_EXERCISE DIRECTIONS_
Your task is to transcribe all of the records exactly and leave out the pictures.

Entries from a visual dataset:
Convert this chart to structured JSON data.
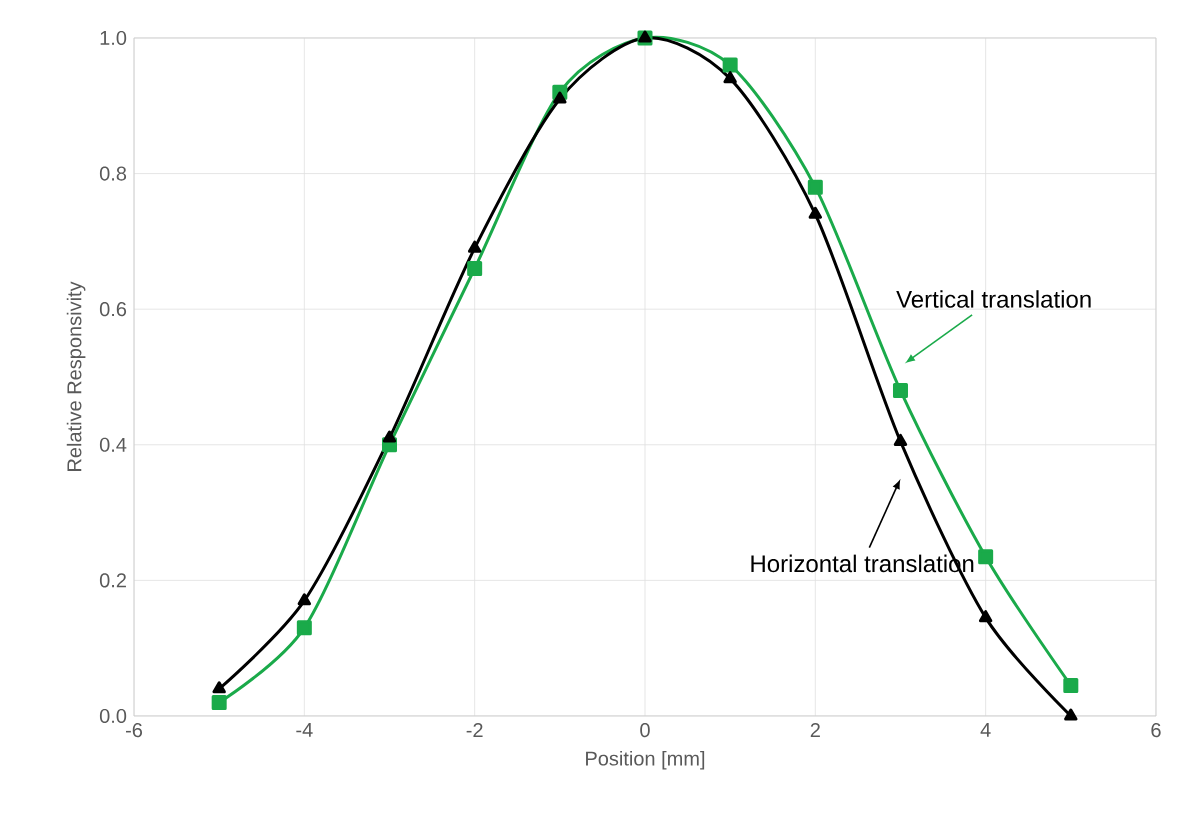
{
  "chart_data": {
    "type": "line",
    "xlabel": "Position [mm]",
    "ylabel": "Relative Responsivity",
    "x": [
      -5,
      -4,
      -3,
      -2,
      -1,
      0,
      1,
      2,
      3,
      4,
      5
    ],
    "series": [
      {
        "name": "Vertical translation",
        "color": "#1aaa4a",
        "marker": "square",
        "values": [
          0.02,
          0.13,
          0.4,
          0.66,
          0.92,
          1.0,
          0.96,
          0.78,
          0.48,
          0.235,
          0.045
        ]
      },
      {
        "name": "Horizontal translation",
        "color": "#000000",
        "marker": "triangle",
        "values": [
          0.04,
          0.17,
          0.41,
          0.69,
          0.91,
          1.0,
          0.94,
          0.74,
          0.405,
          0.145,
          0.0
        ]
      }
    ],
    "xlim": [
      -6,
      6
    ],
    "xticks": [
      -6,
      -4,
      -2,
      0,
      2,
      4,
      6
    ],
    "ylim": [
      0,
      1.0
    ],
    "yticks": [
      {
        "value": 0,
        "label": "0.0"
      },
      {
        "value": 0.2,
        "label": "0.2"
      },
      {
        "value": 0.4,
        "label": "0.4"
      },
      {
        "value": 0.6,
        "label": "0.6"
      },
      {
        "value": 0.8,
        "label": "0.8"
      },
      {
        "value": 1.0,
        "label": "1.0"
      }
    ],
    "grid": true,
    "line_style": "solid"
  }
}
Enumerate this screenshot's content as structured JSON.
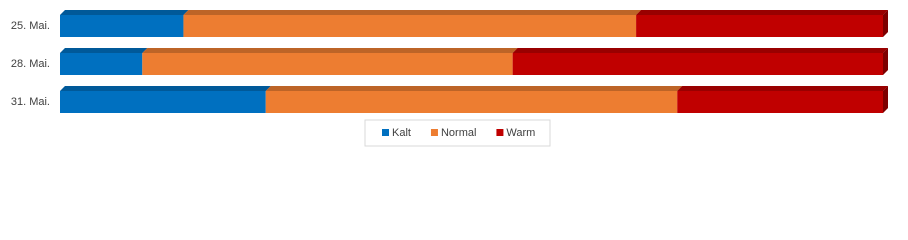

_EXERCISE ANSWER_
Convert this chart to structured JSON data.
{
  "chart_data": {
    "type": "line",
    "xlabel": "Position [mm]",
    "ylabel": "Relative Responsivity",
    "x": [
      -5,
      -4,
      -3,
      -2,
      -1,
      0,
      1,
      2,
      3,
      4,
      5
    ],
    "series": [
      {
        "name": "Vertical translation",
        "color": "#1aaa4a",
        "marker": "square",
        "values": [
          0.02,
          0.13,
          0.4,
          0.66,
          0.92,
          1.0,
          0.96,
          0.78,
          0.48,
          0.235,
          0.045
        ]
      },
      {
        "name": "Horizontal translation",
        "color": "#000000",
        "marker": "triangle",
        "values": [
          0.04,
          0.17,
          0.41,
          0.69,
          0.91,
          1.0,
          0.94,
          0.74,
          0.405,
          0.145,
          0.0
        ]
      }
    ],
    "xlim": [
      -6,
      6
    ],
    "xticks": [
      -6,
      -4,
      -2,
      0,
      2,
      4,
      6
    ],
    "ylim": [
      0,
      1.0
    ],
    "yticks": [
      {
        "value": 0,
        "label": "0.0"
      },
      {
        "value": 0.2,
        "label": "0.2"
      },
      {
        "value": 0.4,
        "label": "0.4"
      },
      {
        "value": 0.6,
        "label": "0.6"
      },
      {
        "value": 0.8,
        "label": "0.8"
      },
      {
        "value": 1.0,
        "label": "1.0"
      }
    ],
    "grid": true,
    "line_style": "solid"
  }
}
Enumerate this screenshot's content as structured JSON.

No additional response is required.